BRANO DI ESERCITAZIONE
Ingiusta detenzione, Tondo alla Camera ricorda la figura dell’ex sindaco di Gemona Benvenuti

Nei giorni scorsi alla Camera è passato un emendamento promosso da Enrico Costa (Fi), che modifica il testo di legge sull’ingiusta detenzione. In pratica dà diritto anche a chi, da indagato, si era avvalso della facoltà di non rispondere, una volta assolto, di richiedere un risarcimento per essere stato incarcerato senza motivo. Un provvedimento sul quale la maggioranza gialloverde è andata sotto, di due voti, e che ha spinto il parlamentare tolmezzino del Gruppo misto Renzo Tondo (presidente di Autonomia Responsabile, nella foto di copertina) a ricordare, in Aula, la figura dell’ex sindaco di Gemona, Ivano Benvenuti, scomparso due anni fa.  

L’incontro del 2016 tra Benvenuti e il Presidente della Repubblica Mattarella

«L’emendamento Costa – ha detto Tondo – è un passo importante in una materia, quella della giustizia, nella quale spesso le forzature della magistratura inquirente hanno creato disagio e difficoltà. Voglio citare un caso a tal proposito, quello di Ivano Benvenuti, diventato sindaco a soli 32 anni, pochi mesi dopo il disastroso terremoto del 1976. Nonostante la giovane età, Benvenuti si è messo alla guida della sua cittadina, rimboccandosi le maniche e dando un contributo a quel “modello Friuli” nella ricostruzione diventato poi esempio nazionale». Dopo questa esperienza, ha ricordato Tondo, Benvenuti diventa assessore regionale. Sono gli anni di “mani pulite” e l’ex sindaco di Gemona viene accusato di corruzione”.

INFORMAZIONI

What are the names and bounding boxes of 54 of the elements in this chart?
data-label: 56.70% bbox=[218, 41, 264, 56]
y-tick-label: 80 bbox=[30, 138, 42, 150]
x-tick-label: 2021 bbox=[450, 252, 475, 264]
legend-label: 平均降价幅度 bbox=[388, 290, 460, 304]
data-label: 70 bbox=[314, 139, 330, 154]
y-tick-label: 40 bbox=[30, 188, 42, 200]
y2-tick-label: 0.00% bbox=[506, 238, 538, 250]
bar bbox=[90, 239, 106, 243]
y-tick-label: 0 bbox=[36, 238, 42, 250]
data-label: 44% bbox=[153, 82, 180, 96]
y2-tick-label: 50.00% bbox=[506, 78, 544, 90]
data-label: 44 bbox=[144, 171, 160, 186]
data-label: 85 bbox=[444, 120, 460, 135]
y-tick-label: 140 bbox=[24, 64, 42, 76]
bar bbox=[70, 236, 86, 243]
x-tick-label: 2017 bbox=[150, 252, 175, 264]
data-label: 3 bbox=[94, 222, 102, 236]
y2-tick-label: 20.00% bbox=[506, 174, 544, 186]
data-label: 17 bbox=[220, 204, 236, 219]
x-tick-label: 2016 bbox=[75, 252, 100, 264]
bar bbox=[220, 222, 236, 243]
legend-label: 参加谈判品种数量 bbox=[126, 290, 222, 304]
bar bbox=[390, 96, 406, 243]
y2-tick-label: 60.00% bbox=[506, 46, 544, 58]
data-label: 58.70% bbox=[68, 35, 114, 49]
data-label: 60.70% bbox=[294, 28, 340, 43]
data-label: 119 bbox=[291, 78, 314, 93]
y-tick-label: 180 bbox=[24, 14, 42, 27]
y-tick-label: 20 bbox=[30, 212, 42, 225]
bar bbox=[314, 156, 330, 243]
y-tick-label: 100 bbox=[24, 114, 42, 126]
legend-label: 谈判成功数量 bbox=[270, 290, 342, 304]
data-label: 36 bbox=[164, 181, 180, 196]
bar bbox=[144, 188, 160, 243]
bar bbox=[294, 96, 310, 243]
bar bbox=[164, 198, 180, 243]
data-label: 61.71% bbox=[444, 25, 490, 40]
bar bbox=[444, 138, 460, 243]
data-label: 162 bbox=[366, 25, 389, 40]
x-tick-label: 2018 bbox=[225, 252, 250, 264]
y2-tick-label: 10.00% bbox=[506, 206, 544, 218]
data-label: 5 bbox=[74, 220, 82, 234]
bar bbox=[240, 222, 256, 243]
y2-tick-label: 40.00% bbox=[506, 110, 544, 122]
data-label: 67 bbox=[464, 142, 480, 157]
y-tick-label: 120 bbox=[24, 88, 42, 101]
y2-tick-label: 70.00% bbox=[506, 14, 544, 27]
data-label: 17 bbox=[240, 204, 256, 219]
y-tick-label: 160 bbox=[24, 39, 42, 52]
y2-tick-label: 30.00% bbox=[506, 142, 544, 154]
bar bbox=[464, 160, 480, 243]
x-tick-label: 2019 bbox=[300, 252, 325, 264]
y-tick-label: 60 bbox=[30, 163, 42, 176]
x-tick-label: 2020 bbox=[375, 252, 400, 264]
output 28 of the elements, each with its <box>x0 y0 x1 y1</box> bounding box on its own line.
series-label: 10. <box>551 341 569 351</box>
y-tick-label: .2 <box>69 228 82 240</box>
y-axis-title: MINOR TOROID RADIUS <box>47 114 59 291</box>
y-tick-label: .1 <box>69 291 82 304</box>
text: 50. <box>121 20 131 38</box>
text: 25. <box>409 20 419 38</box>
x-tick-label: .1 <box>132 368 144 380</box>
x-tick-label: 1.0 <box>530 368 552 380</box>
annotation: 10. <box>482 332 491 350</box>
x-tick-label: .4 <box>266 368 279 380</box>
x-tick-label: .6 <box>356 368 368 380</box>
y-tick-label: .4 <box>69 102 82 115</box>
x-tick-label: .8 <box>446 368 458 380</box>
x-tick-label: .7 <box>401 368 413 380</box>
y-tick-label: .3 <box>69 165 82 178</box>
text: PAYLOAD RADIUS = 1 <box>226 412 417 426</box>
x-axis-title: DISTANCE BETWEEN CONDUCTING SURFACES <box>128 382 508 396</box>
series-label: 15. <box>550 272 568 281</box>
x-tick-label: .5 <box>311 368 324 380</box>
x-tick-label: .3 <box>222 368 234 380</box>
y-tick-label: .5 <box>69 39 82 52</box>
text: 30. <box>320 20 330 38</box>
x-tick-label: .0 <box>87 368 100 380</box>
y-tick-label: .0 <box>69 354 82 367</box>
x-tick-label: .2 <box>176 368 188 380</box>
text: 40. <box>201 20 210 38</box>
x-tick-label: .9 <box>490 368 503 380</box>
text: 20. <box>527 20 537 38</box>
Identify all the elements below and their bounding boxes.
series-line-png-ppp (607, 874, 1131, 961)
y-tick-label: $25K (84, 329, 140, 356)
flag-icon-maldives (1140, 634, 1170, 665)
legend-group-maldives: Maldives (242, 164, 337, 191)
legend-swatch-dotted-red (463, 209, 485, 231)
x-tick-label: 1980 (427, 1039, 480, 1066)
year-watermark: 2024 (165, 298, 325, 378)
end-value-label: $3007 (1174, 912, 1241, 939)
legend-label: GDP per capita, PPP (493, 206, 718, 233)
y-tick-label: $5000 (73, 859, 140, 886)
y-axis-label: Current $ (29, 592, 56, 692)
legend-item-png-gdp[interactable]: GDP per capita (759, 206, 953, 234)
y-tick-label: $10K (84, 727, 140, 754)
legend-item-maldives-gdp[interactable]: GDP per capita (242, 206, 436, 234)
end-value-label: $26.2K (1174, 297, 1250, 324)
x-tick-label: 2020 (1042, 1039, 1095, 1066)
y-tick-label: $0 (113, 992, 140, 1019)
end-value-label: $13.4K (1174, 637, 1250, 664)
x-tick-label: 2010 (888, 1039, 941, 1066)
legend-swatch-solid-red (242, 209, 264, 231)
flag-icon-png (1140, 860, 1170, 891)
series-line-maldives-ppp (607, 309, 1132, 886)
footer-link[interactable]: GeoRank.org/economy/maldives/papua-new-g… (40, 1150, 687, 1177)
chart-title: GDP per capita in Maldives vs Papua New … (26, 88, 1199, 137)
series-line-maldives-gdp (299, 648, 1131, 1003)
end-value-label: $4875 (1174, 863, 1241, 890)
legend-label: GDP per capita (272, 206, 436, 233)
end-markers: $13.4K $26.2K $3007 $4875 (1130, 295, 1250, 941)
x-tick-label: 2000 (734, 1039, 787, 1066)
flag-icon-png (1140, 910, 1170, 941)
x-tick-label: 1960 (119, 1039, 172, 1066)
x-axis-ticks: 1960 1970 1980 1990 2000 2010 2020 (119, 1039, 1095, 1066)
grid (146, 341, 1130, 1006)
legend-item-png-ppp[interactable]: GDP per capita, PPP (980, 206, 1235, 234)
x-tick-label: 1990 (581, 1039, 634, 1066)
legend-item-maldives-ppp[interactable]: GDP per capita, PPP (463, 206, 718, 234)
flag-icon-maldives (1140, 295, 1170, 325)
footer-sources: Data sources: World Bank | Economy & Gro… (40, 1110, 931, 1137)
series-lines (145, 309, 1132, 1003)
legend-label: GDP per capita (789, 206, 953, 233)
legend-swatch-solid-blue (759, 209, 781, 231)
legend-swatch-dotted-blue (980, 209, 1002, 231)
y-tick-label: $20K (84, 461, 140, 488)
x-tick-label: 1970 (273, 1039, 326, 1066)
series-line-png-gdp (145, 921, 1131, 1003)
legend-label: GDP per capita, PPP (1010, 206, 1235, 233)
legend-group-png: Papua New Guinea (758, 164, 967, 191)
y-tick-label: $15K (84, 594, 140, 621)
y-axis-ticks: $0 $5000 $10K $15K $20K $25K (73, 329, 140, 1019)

COMPLETA QUANTO SEGUE
1. Cita il passo dell'articolo sull'ingiusta detenzione che parte da "Ingiusta detenzione, Tondo" e arriva fino a "due anni fa.".
2. Elenca tutte le persone nominate nell'articolo sull'ingiusta detenzione.
3. Prosegui l'articolo sull'ingiusta detenzione dopo la sua ultima frase.

RISULTATI PER COMPITO
1.
Ingiusta detenzione, Tondo alla Camera ricorda la figura dell’ex sindaco di Gemona Benvenuti

Nei giorni scorsi alla Camera è passato un emendamento promosso da Enrico Costa (Fi), che modifica il testo di legge sull’ingiusta detenzione. In pratica dà diritto anche a chi, da indagato, si era avvalso della facoltà di non rispondere, una volta assolto, di richiedere un risarcimento per essere stato incarcerato senza motivo. Un provvedimento sul quale la maggioranza gialloverde è andata sotto, di due voti, e che ha spinto il parlamentare tolmezzino del Gruppo misto Renzo Tondo (presidente di Autonomia Responsabile, nella foto di copertina) a ricordare, in Aula, la figura dell’ex sindaco di Gemona, Ivano Benvenuti, scomparso due anni fa.

2. Enrico Costa, Renzo Tondo, Ivano Benvenuti, Mattarella

3.
«Fu arrestato alle 6 di mattina di un venerdì, davanti agli occhi atterriti della figlia, e lasciato in carcere per un mese, a cui si aggiunsero diverse settimane ai domiciliari. Contro di lui e contro il modello di ricostruzione post terremoto partì una gogna mediatica inaccettabile. Qualche anno dopo – ha continuato Tondo nel suo intervento alla Camera – fu assolto con formula piena, e Benvenuti riacquistò la sua dignità. Un caso che deve far riflettere sulle responsabilità politiche degli amministratori, che non possono permettere a persone per bene di restare per anni in balia della gogna mediatica. Chi ha sbagliato deve poter pagare. Per questo – chiude Tondo – credo che l’emendamento Costa sia positivo e vada nella giusta direzione, per ridare onore a chi ha rischiato di perderlo senza motivo».